## [TASK STATEMENT]
Output the records. Match them exactly.

## [WORKING DATA]

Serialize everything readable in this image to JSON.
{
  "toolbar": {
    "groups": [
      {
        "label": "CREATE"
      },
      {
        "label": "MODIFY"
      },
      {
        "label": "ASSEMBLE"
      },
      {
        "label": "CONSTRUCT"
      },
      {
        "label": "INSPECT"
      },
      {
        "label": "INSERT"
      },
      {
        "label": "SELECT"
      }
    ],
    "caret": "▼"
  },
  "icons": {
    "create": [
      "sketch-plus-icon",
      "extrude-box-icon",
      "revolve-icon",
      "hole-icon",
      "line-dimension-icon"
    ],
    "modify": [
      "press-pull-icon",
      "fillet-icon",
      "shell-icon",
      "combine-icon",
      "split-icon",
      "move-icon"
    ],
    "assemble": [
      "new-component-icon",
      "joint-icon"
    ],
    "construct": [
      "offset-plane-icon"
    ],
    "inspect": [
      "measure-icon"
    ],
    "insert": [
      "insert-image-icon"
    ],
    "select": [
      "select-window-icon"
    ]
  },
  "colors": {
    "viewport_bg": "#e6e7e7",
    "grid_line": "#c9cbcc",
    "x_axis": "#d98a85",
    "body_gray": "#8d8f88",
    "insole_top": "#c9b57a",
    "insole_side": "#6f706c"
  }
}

## [EXERCISE OUTPUT]
Serialize everything readable in this image to JSON.
{
  "toolbar": {
    "groups": [
      {
        "label": "CREATE"
      },
      {
        "label": "MODIFY"
      },
      {
        "label": "ASSEMBLE"
      },
      {
        "label": "CONSTRUCT"
      },
      {
        "label": "INSPECT"
      },
      {
        "label": "INSERT"
      },
      {
        "label": "SELECT"
      }
    ],
    "caret": "▼"
  },
  "icons": {
    "create": [
      "sketch-plus-icon",
      "extrude-box-icon",
      "revolve-icon",
      "hole-icon",
      "line-dimension-icon"
    ],
    "modify": [
      "press-pull-icon",
      "fillet-icon",
      "shell-icon",
      "combine-icon",
      "split-icon",
      "move-icon"
    ],
    "assemble": [
      "new-component-icon",
      "joint-icon"
    ],
    "construct": [
      "offset-plane-icon"
    ],
    "inspect": [
      "measure-icon"
    ],
    "insert": [
      "insert-image-icon"
    ],
    "select": [
      "select-window-icon"
    ]
  },
  "colors": {
    "viewport_bg": "#e6e7e7",
    "grid_line": "#c9cbcc",
    "x_axis": "#d98a85",
    "body_gray": "#8d8f88",
    "insole_top": "#c9b57a",
    "insole_side": "#6f706c"
  }
}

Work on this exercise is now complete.